Items from a figure collection:
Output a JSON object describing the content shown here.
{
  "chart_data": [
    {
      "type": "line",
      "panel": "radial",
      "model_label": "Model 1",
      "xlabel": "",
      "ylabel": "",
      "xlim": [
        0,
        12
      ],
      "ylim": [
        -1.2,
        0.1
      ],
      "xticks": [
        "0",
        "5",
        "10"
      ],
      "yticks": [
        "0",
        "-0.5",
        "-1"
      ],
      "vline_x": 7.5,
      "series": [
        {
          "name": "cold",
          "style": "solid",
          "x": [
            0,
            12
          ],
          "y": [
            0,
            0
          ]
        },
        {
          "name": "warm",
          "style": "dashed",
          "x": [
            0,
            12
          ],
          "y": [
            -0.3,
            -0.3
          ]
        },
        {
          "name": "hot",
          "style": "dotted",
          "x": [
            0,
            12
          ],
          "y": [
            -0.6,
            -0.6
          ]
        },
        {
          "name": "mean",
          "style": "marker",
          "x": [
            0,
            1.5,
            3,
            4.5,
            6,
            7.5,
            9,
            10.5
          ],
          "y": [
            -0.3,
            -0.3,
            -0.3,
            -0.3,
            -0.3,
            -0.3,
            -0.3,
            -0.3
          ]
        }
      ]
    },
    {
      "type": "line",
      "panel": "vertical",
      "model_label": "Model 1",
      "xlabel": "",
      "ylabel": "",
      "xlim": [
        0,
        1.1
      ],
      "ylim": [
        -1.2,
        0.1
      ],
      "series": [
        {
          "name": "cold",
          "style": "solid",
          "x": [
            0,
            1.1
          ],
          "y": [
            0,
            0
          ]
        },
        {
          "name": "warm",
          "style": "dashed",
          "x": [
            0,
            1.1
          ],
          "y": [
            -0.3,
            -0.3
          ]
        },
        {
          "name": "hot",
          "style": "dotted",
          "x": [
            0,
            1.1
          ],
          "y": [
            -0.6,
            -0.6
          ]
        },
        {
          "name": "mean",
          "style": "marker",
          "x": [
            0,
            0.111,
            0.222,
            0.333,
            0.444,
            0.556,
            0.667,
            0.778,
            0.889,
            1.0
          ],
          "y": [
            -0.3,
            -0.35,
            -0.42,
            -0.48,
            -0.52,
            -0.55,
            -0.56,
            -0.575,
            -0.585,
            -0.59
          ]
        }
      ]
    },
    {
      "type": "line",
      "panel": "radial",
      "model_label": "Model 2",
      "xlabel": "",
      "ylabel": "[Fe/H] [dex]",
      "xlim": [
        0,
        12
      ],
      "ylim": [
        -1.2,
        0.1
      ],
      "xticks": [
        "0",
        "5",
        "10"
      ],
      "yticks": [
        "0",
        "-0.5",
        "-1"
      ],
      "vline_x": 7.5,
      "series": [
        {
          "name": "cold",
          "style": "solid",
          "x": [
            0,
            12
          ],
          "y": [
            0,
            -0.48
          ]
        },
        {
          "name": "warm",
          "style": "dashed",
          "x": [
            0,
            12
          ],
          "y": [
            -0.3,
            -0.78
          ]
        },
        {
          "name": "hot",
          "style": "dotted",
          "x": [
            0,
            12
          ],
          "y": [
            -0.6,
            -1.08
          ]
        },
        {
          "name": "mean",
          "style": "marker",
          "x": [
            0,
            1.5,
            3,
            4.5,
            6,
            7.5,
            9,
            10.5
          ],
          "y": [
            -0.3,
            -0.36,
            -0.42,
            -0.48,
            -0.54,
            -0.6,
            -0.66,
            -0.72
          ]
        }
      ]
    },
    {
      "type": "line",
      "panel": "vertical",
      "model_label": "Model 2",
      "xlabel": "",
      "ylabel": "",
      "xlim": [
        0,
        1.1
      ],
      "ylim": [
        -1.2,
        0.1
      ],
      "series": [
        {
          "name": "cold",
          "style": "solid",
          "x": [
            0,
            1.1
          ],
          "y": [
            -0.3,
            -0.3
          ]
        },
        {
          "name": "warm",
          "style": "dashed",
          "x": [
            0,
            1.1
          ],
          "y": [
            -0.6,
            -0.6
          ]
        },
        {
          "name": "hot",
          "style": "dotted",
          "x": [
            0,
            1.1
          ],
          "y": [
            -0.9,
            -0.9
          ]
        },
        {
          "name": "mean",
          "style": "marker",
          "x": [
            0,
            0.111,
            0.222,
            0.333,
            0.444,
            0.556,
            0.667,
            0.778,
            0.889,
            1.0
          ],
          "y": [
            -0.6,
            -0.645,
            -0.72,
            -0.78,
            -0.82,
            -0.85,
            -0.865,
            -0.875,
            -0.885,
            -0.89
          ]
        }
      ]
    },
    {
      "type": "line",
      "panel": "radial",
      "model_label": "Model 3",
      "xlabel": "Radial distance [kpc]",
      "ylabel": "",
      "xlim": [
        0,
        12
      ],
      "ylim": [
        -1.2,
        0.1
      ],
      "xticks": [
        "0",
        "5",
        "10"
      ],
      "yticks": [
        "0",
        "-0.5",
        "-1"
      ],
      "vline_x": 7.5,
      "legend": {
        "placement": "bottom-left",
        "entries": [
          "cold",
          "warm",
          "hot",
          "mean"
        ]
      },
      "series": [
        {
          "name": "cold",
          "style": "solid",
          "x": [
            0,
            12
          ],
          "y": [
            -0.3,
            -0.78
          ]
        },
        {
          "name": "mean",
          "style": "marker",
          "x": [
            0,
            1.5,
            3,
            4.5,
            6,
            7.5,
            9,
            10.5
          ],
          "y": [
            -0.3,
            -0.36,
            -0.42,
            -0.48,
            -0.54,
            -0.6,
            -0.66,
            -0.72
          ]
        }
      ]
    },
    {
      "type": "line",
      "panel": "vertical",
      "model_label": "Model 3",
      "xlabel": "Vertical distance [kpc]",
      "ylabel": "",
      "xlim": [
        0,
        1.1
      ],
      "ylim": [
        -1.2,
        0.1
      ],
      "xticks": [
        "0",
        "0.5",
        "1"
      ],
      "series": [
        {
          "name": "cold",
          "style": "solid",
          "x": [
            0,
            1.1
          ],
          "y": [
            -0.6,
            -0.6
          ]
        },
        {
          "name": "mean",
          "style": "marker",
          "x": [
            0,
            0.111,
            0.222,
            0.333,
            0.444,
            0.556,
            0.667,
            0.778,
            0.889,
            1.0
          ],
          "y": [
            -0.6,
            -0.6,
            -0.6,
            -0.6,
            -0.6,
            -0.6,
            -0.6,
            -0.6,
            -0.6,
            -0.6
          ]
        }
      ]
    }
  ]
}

What you are asked to do -> Exactly reproduce the material above.

Answer to the task ->
Output a JSON object describing the content shown here.
{
  "chart_data": [
    {
      "type": "line",
      "panel": "radial",
      "model_label": "Model 1",
      "xlabel": "",
      "ylabel": "",
      "xlim": [
        0,
        12
      ],
      "ylim": [
        -1.2,
        0.1
      ],
      "xticks": [
        "0",
        "5",
        "10"
      ],
      "yticks": [
        "0",
        "-0.5",
        "-1"
      ],
      "vline_x": 7.5,
      "series": [
        {
          "name": "cold",
          "style": "solid",
          "x": [
            0,
            12
          ],
          "y": [
            0,
            0
          ]
        },
        {
          "name": "warm",
          "style": "dashed",
          "x": [
            0,
            12
          ],
          "y": [
            -0.3,
            -0.3
          ]
        },
        {
          "name": "hot",
          "style": "dotted",
          "x": [
            0,
            12
          ],
          "y": [
            -0.6,
            -0.6
          ]
        },
        {
          "name": "mean",
          "style": "marker",
          "x": [
            0,
            1.5,
            3,
            4.5,
            6,
            7.5,
            9,
            10.5
          ],
          "y": [
            -0.3,
            -0.3,
            -0.3,
            -0.3,
            -0.3,
            -0.3,
            -0.3,
            -0.3
          ]
        }
      ]
    },
    {
      "type": "line",
      "panel": "vertical",
      "model_label": "Model 1",
      "xlabel": "",
      "ylabel": "",
      "xlim": [
        0,
        1.1
      ],
      "ylim": [
        -1.2,
        0.1
      ],
      "series": [
        {
          "name": "cold",
          "style": "solid",
          "x": [
            0,
            1.1
          ],
          "y": [
            0,
            0
          ]
        },
        {
          "name": "warm",
          "style": "dashed",
          "x": [
            0,
            1.1
          ],
          "y": [
            -0.3,
            -0.3
          ]
        },
        {
          "name": "hot",
          "style": "dotted",
          "x": [
            0,
            1.1
          ],
          "y": [
            -0.6,
            -0.6
          ]
        },
        {
          "name": "mean",
          "style": "marker",
          "x": [
            0,
            0.111,
            0.222,
            0.333,
            0.444,
            0.556,
            0.667,
            0.778,
            0.889,
            1.0
          ],
          "y": [
            -0.3,
            -0.35,
            -0.42,
            -0.48,
            -0.52,
            -0.55,
            -0.56,
            -0.575,
            -0.585,
            -0.59
          ]
        }
      ]
    },
    {
      "type": "line",
      "panel": "radial",
      "model_label": "Model 2",
      "xlabel": "",
      "ylabel": "[Fe/H] [dex]",
      "xlim": [
        0,
        12
      ],
      "ylim": [
        -1.2,
        0.1
      ],
      "xticks": [
        "0",
        "5",
        "10"
      ],
      "yticks": [
        "0",
        "-0.5",
        "-1"
      ],
      "vline_x": 7.5,
      "series": [
        {
          "name": "cold",
          "style": "solid",
          "x": [
            0,
            12
          ],
          "y": [
            0,
            -0.48
          ]
        },
        {
          "name": "warm",
          "style": "dashed",
          "x": [
            0,
            12
          ],
          "y": [
            -0.3,
            -0.78
          ]
        },
        {
          "name": "hot",
          "style": "dotted",
          "x": [
            0,
            12
          ],
          "y": [
            -0.6,
            -1.08
          ]
        },
        {
          "name": "mean",
          "style": "marker",
          "x": [
            0,
            1.5,
            3,
            4.5,
            6,
            7.5,
            9,
            10.5
          ],
          "y": [
            -0.3,
            -0.36,
            -0.42,
            -0.48,
            -0.54,
            -0.6,
            -0.66,
            -0.72
          ]
        }
      ]
    },
    {
      "type": "line",
      "panel": "vertical",
      "model_label": "Model 2",
      "xlabel": "",
      "ylabel": "",
      "xlim": [
        0,
        1.1
      ],
      "ylim": [
        -1.2,
        0.1
      ],
      "series": [
        {
          "name": "cold",
          "style": "solid",
          "x": [
            0,
            1.1
          ],
          "y": [
            -0.3,
            -0.3
          ]
        },
        {
          "name": "warm",
          "style": "dashed",
          "x": [
            0,
            1.1
          ],
          "y": [
            -0.6,
            -0.6
          ]
        },
        {
          "name": "hot",
          "style": "dotted",
          "x": [
            0,
            1.1
          ],
          "y": [
            -0.9,
            -0.9
          ]
        },
        {
          "name": "mean",
          "style": "marker",
          "x": [
            0,
            0.111,
            0.222,
            0.333,
            0.444,
            0.556,
            0.667,
            0.778,
            0.889,
            1.0
          ],
          "y": [
            -0.6,
            -0.645,
            -0.72,
            -0.78,
            -0.82,
            -0.85,
            -0.865,
            -0.875,
            -0.885,
            -0.89
          ]
        }
      ]
    },
    {
      "type": "line",
      "panel": "radial",
      "model_label": "Model 3",
      "xlabel": "Radial distance [kpc]",
      "ylabel": "",
      "xlim": [
        0,
        12
      ],
      "ylim": [
        -1.2,
        0.1
      ],
      "xticks": [
        "0",
        "5",
        "10"
      ],
      "yticks": [
        "0",
        "-0.5",
        "-1"
      ],
      "vline_x": 7.5,
      "legend": {
        "placement": "bottom-left",
        "entries": [
          "cold",
          "warm",
          "hot",
          "mean"
        ]
      },
      "series": [
        {
          "name": "cold",
          "style": "solid",
          "x": [
            0,
            12
          ],
          "y": [
            -0.3,
            -0.78
          ]
        },
        {
          "name": "mean",
          "style": "marker",
          "x": [
            0,
            1.5,
            3,
            4.5,
            6,
            7.5,
            9,
            10.5
          ],
          "y": [
            -0.3,
            -0.36,
            -0.42,
            -0.48,
            -0.54,
            -0.6,
            -0.66,
            -0.72
          ]
        }
      ]
    },
    {
      "type": "line",
      "panel": "vertical",
      "model_label": "Model 3",
      "xlabel": "Vertical distance [kpc]",
      "ylabel": "",
      "xlim": [
        0,
        1.1
      ],
      "ylim": [
        -1.2,
        0.1
      ],
      "xticks": [
        "0",
        "0.5",
        "1"
      ],
      "series": [
        {
          "name": "cold",
          "style": "solid",
          "x": [
            0,
            1.1
          ],
          "y": [
            -0.6,
            -0.6
          ]
        },
        {
          "name": "mean",
          "style": "marker",
          "x": [
            0,
            0.111,
            0.222,
            0.333,
            0.444,
            0.556,
            0.667,
            0.778,
            0.889,
            1.0
          ],
          "y": [
            -0.6,
            -0.6,
            -0.6,
            -0.6,
            -0.6,
            -0.6,
            -0.6,
            -0.6,
            -0.6,
            -0.6
          ]
        }
      ]
    }
  ]
}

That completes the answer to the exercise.